_What the exercise asks_. In the records below, some lines hold the word "rechte". Copy each of those lines.

Page content records
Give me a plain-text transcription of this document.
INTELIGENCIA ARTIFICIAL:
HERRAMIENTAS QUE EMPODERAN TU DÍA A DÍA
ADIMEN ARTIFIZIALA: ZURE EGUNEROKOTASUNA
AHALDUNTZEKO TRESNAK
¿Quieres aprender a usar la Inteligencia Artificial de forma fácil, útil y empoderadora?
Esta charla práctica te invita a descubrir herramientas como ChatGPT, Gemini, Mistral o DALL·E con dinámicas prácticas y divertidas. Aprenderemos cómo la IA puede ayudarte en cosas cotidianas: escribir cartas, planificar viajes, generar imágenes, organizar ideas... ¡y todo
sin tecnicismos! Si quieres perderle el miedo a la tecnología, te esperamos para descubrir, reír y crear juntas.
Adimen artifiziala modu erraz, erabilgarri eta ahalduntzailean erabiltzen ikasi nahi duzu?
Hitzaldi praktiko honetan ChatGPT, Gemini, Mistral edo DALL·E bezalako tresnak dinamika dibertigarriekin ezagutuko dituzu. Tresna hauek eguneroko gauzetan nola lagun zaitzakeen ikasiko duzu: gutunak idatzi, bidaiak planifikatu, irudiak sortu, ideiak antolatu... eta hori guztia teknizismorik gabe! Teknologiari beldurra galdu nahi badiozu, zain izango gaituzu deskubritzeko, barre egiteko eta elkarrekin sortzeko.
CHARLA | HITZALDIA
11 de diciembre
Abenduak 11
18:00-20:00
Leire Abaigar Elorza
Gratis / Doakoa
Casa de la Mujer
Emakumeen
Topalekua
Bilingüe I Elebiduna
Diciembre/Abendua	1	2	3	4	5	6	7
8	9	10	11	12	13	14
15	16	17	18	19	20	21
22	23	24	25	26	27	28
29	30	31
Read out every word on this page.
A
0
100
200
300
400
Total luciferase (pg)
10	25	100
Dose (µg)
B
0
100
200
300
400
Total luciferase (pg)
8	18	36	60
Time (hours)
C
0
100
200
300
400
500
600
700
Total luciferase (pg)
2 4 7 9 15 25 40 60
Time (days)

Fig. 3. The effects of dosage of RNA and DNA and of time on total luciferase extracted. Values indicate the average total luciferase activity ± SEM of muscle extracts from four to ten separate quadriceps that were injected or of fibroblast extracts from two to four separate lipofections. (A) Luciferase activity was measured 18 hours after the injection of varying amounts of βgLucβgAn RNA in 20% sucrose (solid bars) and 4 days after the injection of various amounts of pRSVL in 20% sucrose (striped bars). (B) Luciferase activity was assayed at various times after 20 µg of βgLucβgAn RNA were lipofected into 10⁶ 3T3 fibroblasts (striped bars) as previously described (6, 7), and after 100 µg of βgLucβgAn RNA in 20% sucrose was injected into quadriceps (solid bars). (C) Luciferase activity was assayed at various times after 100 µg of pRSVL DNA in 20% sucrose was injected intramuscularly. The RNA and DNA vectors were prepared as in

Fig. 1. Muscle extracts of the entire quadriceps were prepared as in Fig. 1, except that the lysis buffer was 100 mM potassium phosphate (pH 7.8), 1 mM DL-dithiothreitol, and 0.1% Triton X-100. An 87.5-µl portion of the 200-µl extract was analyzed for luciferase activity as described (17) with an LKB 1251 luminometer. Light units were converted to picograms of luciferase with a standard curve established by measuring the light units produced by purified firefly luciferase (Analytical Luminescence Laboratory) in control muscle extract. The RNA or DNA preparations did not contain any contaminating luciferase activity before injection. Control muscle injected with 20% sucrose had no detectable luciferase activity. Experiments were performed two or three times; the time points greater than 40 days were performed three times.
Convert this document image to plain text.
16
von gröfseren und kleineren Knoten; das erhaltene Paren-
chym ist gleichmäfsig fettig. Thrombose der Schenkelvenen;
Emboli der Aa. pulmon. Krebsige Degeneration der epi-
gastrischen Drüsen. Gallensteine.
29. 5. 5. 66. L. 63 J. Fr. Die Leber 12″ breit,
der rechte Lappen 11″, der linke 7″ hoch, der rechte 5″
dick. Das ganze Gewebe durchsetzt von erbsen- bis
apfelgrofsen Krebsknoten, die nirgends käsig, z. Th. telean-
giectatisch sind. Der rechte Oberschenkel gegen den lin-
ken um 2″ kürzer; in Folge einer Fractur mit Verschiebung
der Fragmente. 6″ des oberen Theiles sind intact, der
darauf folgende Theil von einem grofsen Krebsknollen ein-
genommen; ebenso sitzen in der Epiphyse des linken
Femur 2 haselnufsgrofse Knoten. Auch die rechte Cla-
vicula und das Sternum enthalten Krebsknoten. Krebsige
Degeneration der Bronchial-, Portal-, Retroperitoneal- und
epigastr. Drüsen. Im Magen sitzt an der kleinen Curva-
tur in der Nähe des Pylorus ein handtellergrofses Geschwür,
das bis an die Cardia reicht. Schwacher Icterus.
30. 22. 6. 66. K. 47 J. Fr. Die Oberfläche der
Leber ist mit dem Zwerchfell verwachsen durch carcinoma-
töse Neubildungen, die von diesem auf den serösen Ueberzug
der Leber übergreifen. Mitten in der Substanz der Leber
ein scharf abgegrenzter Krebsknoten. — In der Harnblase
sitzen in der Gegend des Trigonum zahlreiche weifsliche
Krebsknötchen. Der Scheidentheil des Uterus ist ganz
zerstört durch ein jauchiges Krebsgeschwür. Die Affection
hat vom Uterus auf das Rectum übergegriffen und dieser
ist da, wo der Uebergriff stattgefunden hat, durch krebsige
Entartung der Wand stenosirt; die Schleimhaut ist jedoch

_Written answer_.
der rechte Lappen 11″, der linke 7″ hoch, der rechte 5″
giectatisch sind. Der rechte Oberschenkel gegen den lin-
Femur 2 haselnufsgrofse Knoten. Auch die rechte Cla-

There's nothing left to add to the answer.